_Goal of the exercise_: Copy each line containing the word "text" from the records that follow, please.

_Records from a data collection_:
------------------------
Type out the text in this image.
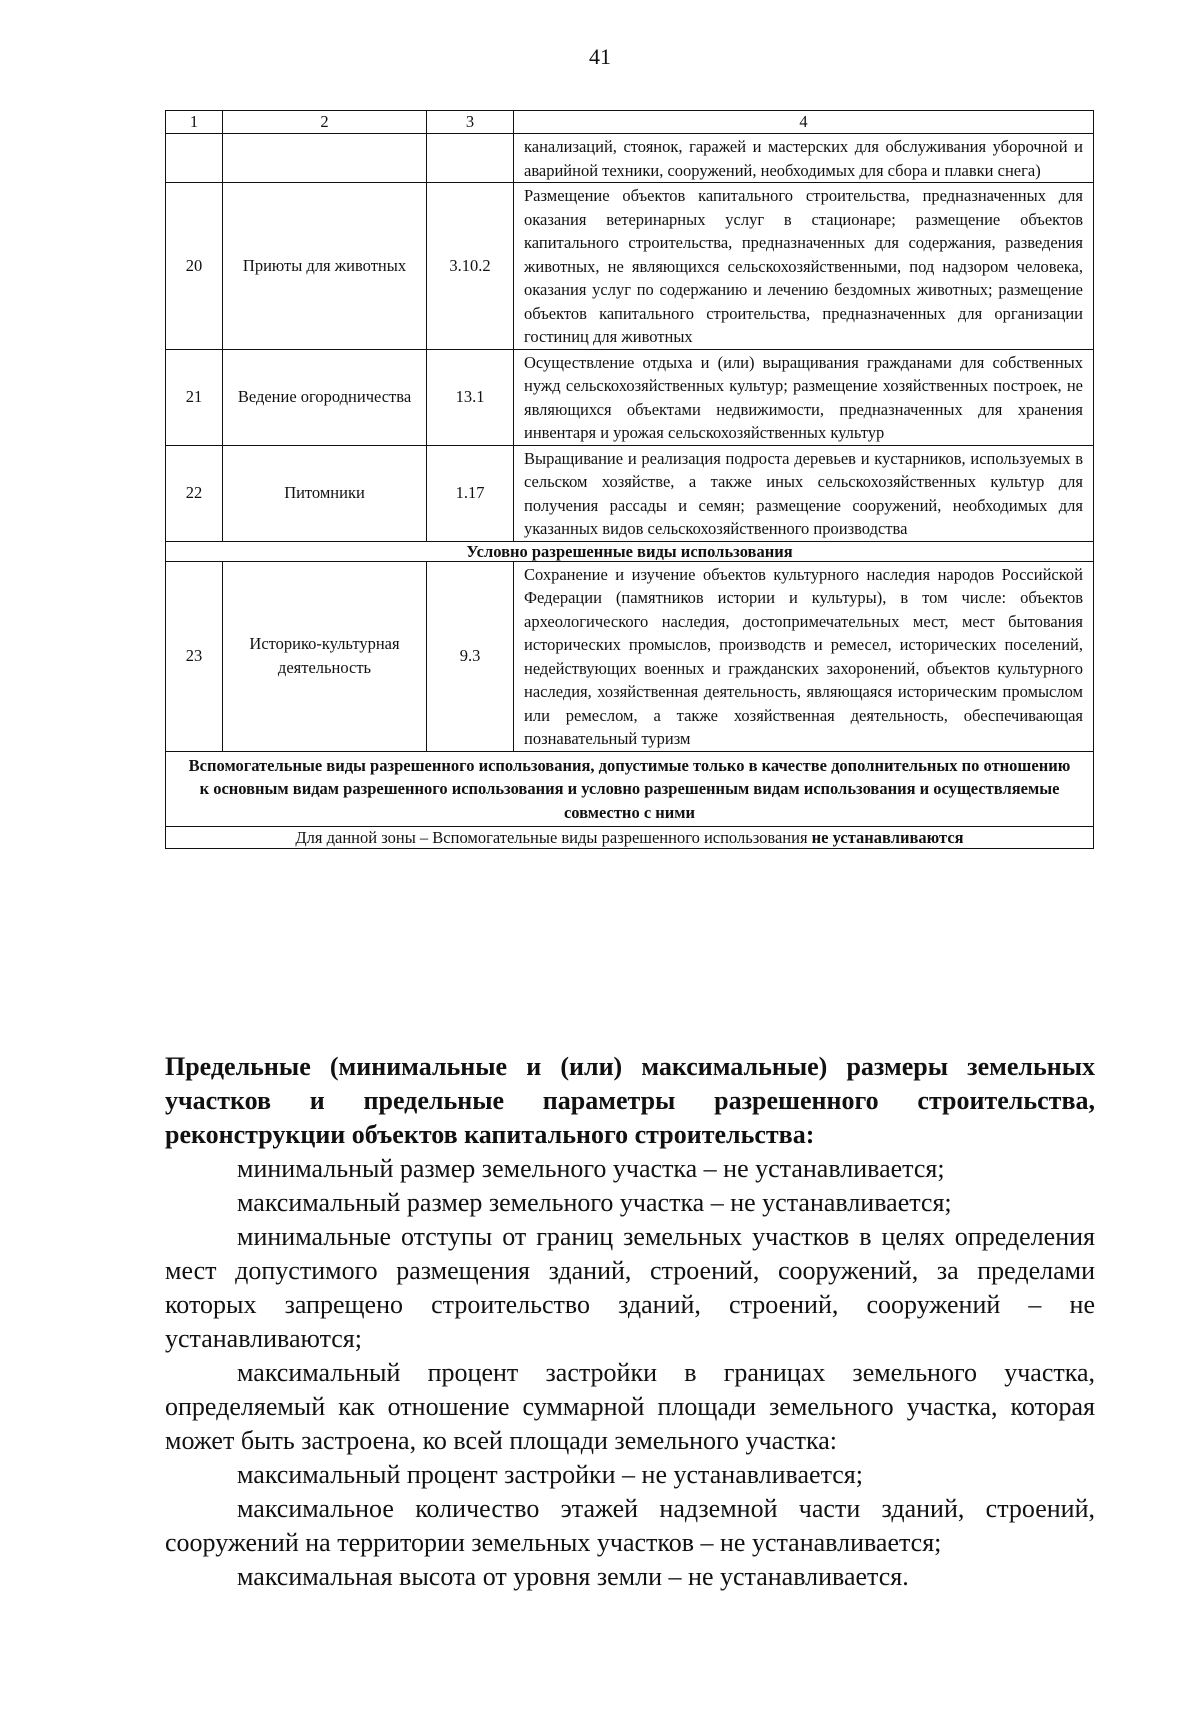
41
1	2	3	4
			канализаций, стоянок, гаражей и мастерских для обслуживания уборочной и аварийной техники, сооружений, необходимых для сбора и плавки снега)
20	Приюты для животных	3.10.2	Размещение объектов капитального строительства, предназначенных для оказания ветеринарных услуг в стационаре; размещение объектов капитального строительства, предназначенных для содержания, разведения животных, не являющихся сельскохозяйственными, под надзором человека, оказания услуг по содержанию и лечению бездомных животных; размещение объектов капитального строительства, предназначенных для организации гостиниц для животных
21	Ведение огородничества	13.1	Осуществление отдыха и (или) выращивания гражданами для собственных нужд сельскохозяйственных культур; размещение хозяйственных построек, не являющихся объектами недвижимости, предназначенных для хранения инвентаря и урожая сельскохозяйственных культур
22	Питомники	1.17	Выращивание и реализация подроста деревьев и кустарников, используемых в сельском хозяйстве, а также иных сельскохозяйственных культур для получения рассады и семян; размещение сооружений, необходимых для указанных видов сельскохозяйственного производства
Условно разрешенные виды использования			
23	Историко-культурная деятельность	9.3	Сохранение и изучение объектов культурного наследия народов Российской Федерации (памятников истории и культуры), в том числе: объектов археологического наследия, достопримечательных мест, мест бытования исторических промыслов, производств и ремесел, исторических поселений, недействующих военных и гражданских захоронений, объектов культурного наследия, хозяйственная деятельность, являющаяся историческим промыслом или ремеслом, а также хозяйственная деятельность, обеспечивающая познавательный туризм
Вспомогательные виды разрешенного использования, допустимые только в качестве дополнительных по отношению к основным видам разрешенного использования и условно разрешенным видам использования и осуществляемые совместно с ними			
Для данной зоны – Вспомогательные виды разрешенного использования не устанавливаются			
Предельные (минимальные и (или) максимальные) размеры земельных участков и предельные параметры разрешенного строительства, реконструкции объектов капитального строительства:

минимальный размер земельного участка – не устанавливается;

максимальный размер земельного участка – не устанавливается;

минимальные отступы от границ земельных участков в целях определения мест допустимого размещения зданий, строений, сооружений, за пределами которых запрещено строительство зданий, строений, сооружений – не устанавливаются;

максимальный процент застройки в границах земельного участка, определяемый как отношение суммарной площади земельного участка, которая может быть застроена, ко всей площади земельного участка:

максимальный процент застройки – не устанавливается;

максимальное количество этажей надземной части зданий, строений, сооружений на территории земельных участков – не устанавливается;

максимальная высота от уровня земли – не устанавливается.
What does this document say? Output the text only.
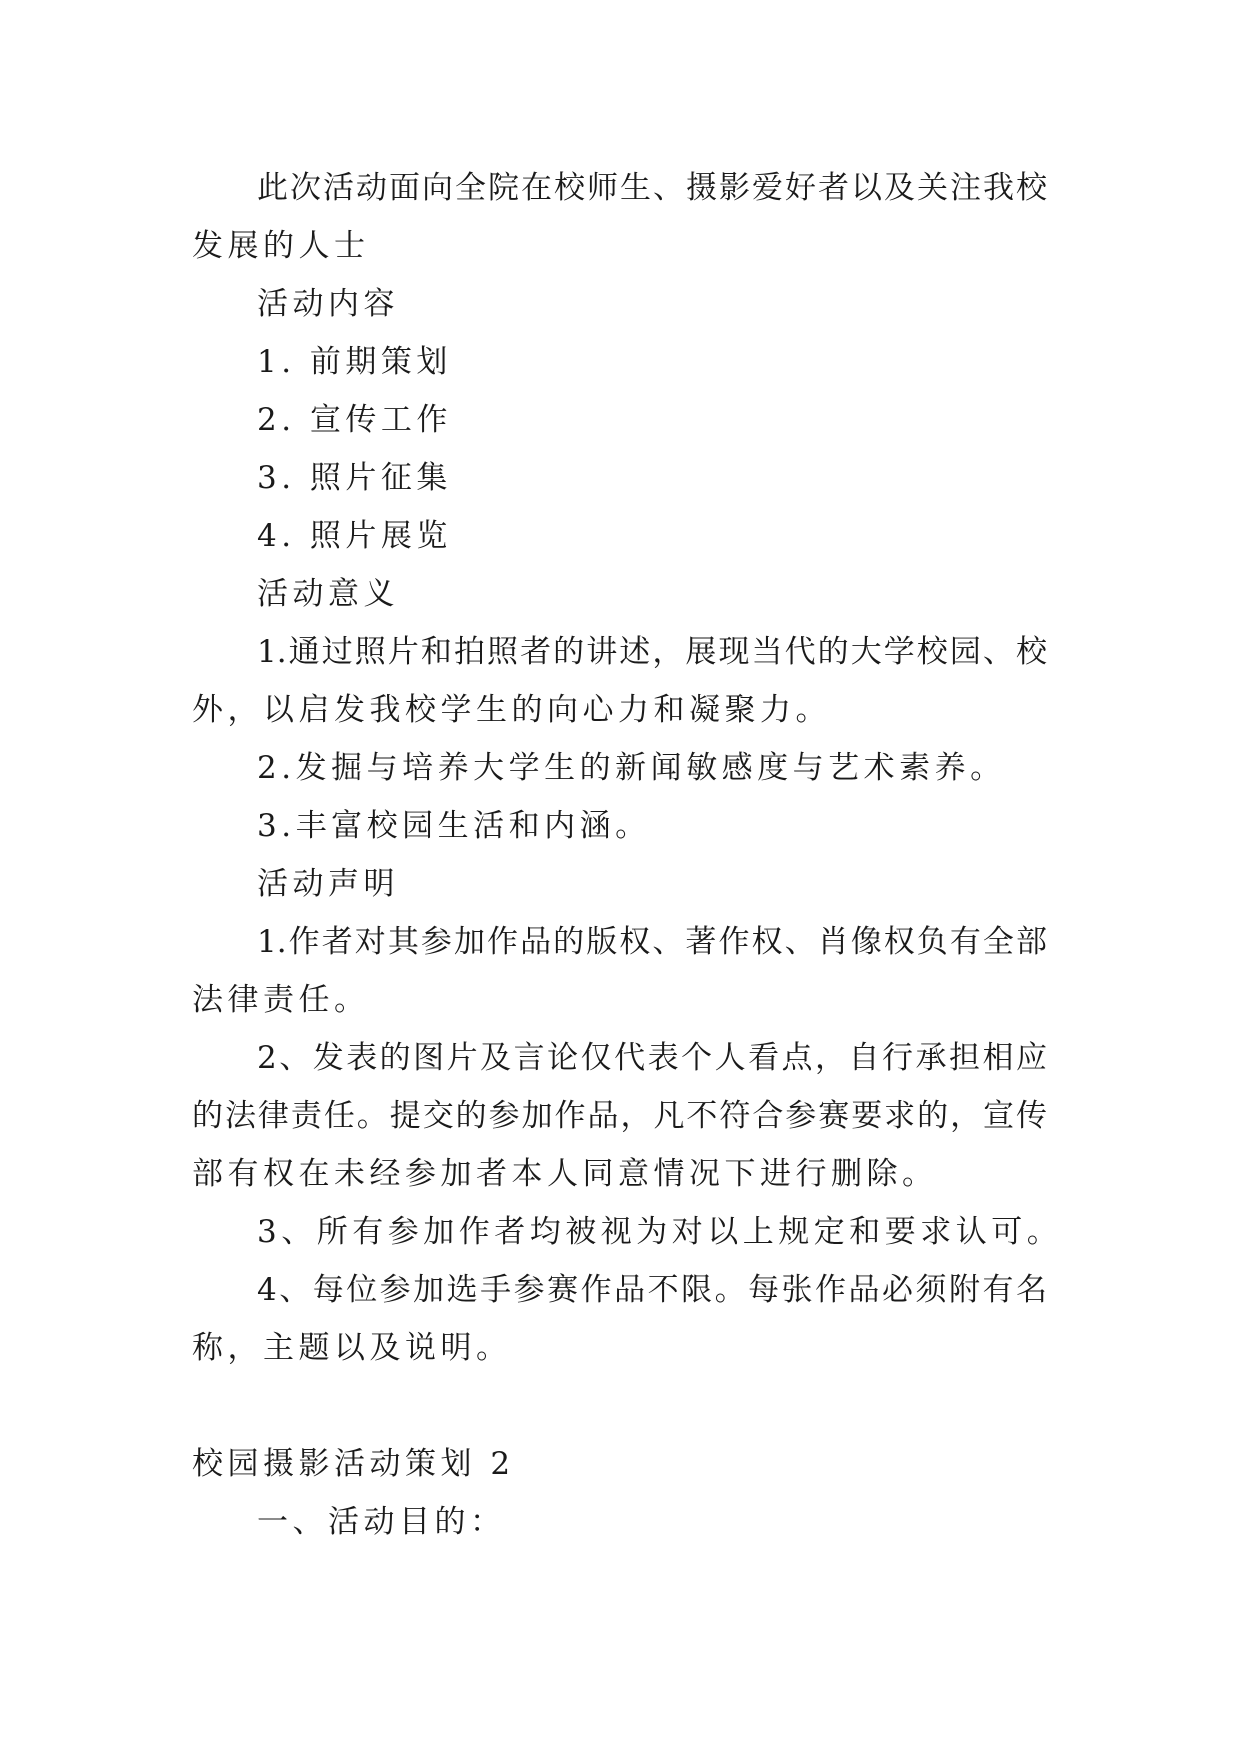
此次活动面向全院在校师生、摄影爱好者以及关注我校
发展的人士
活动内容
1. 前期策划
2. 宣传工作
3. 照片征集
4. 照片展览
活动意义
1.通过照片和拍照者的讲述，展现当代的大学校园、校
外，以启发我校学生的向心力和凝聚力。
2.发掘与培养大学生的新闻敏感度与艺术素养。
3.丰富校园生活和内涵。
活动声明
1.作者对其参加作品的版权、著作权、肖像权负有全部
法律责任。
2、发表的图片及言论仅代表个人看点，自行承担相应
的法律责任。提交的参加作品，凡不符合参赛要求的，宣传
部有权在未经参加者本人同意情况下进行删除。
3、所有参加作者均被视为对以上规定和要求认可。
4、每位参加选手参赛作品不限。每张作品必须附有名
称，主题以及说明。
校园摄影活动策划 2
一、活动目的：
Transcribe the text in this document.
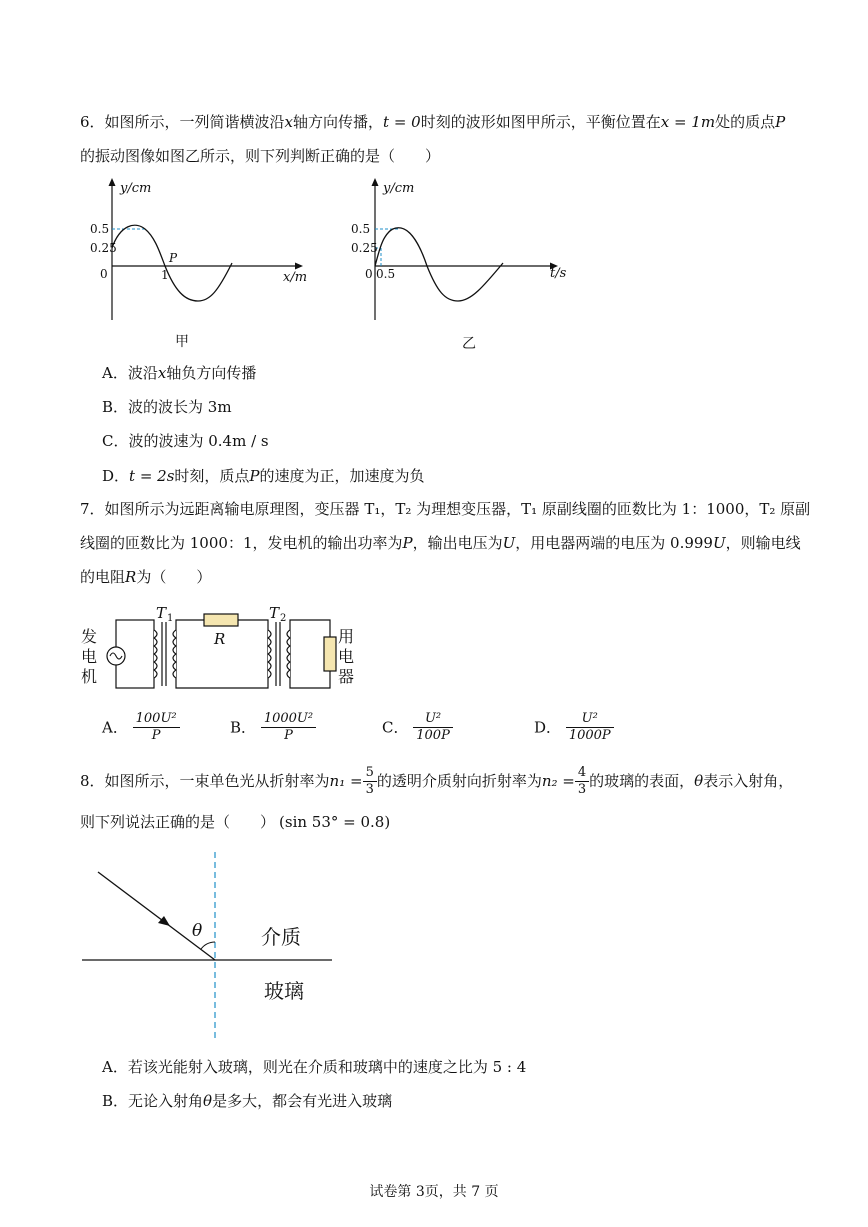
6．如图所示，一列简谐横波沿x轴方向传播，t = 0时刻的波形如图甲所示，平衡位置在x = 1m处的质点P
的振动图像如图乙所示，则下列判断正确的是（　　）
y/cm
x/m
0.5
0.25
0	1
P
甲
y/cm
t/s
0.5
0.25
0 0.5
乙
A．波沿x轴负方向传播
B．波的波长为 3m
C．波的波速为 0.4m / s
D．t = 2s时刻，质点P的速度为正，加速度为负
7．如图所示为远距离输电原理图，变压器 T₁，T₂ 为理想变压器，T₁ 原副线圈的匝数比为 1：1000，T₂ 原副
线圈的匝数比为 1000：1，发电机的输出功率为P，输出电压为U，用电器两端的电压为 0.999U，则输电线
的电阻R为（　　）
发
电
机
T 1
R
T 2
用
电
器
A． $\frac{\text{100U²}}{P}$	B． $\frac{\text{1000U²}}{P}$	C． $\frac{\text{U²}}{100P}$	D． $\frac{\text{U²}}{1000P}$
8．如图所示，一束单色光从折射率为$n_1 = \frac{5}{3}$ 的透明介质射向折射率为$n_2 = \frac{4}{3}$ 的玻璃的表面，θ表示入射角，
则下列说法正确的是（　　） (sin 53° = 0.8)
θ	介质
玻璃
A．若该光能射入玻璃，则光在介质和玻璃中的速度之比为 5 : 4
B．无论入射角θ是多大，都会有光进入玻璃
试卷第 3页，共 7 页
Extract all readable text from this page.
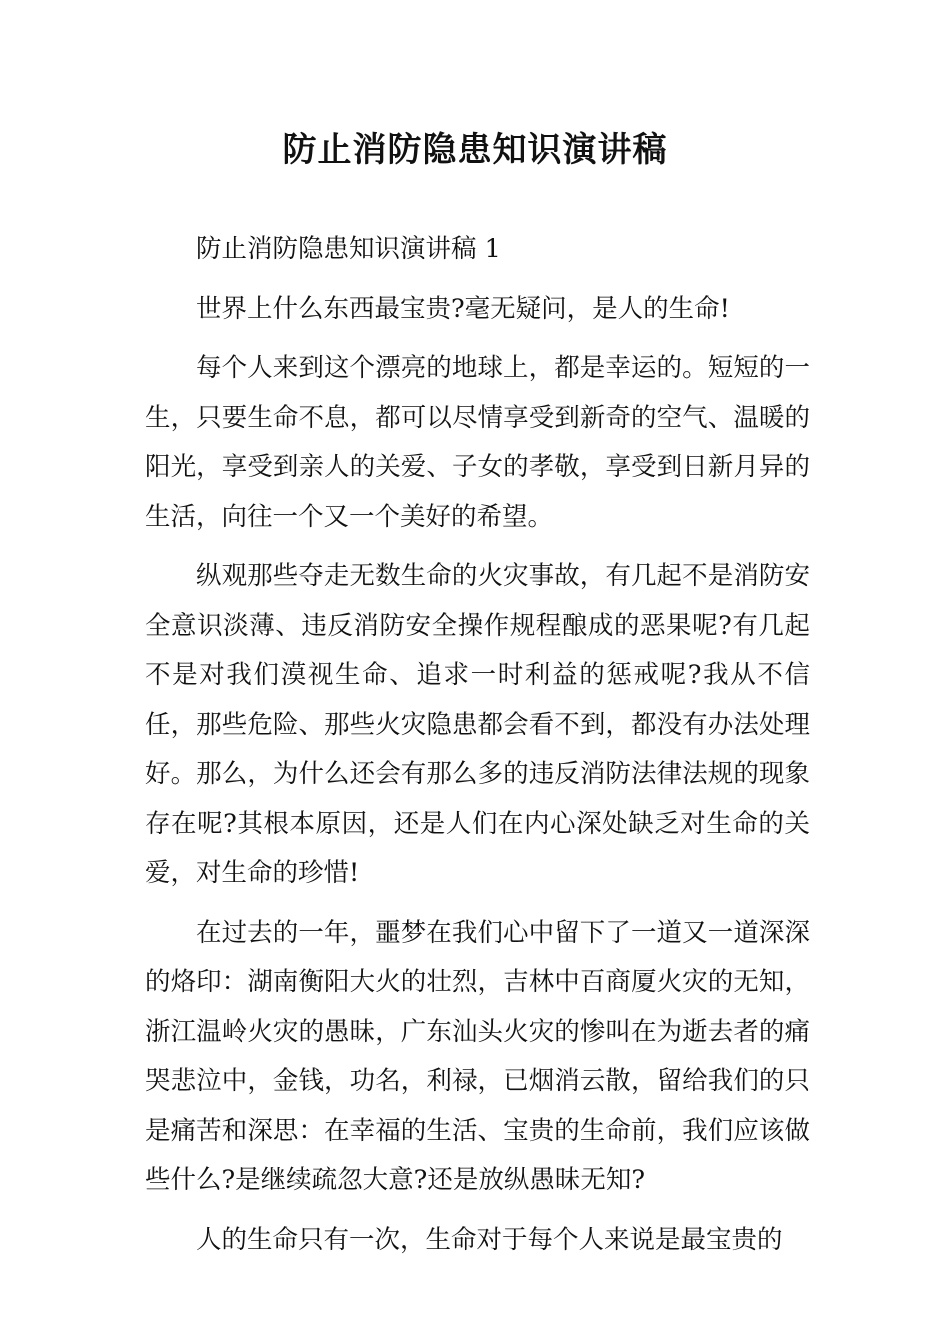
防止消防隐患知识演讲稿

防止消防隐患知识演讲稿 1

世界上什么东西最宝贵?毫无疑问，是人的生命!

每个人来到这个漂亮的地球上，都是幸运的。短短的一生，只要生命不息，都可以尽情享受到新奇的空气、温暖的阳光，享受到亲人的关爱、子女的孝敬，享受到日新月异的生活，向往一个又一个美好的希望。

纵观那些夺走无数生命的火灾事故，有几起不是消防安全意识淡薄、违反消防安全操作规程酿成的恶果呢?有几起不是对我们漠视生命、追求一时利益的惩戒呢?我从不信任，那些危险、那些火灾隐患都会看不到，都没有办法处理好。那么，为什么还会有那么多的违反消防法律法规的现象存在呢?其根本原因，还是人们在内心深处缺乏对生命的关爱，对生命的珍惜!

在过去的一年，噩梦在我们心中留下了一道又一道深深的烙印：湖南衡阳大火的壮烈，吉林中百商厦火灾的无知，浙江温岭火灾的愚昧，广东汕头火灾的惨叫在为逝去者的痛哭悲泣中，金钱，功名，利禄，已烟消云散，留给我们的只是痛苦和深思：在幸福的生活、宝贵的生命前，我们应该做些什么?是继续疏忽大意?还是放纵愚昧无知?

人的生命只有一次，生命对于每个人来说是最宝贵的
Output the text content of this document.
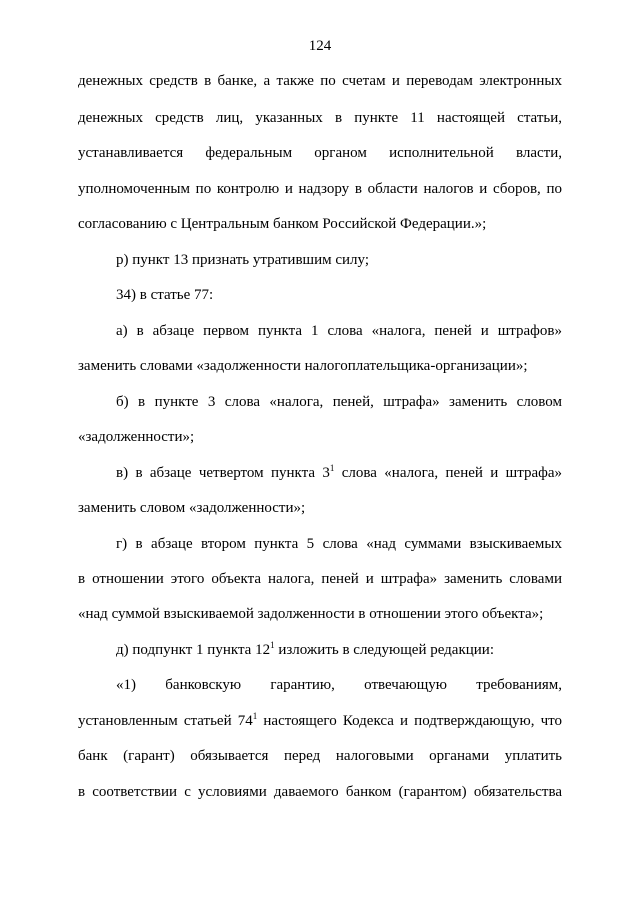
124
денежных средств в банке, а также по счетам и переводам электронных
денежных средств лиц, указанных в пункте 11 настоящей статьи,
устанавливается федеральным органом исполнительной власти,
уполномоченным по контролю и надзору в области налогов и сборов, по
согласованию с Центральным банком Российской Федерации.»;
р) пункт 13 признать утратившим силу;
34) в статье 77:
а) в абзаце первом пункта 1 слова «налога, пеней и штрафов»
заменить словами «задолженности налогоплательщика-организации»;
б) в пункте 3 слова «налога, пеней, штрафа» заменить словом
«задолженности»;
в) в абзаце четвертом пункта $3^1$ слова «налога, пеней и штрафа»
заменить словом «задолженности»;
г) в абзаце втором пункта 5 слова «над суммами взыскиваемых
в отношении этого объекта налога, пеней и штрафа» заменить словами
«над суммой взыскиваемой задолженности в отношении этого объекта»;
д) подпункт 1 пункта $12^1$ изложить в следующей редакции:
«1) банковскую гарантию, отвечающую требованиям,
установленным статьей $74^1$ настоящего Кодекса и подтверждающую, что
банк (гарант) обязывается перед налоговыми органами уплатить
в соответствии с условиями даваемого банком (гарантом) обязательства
------------------------
_Written answer_:
Type out the text in this image.
What does this document say? Output the text only.
Transcribe the text in this document.
A． $\frac{\text{100U²}}{P}$	B． $\frac{\text{1000U²}}{P}$	C． $\frac{\text{U²}}{100P}$	D． $\frac{\text{U²}}{1000P}$
Extract all readable text from this page.
Output the text content of this document.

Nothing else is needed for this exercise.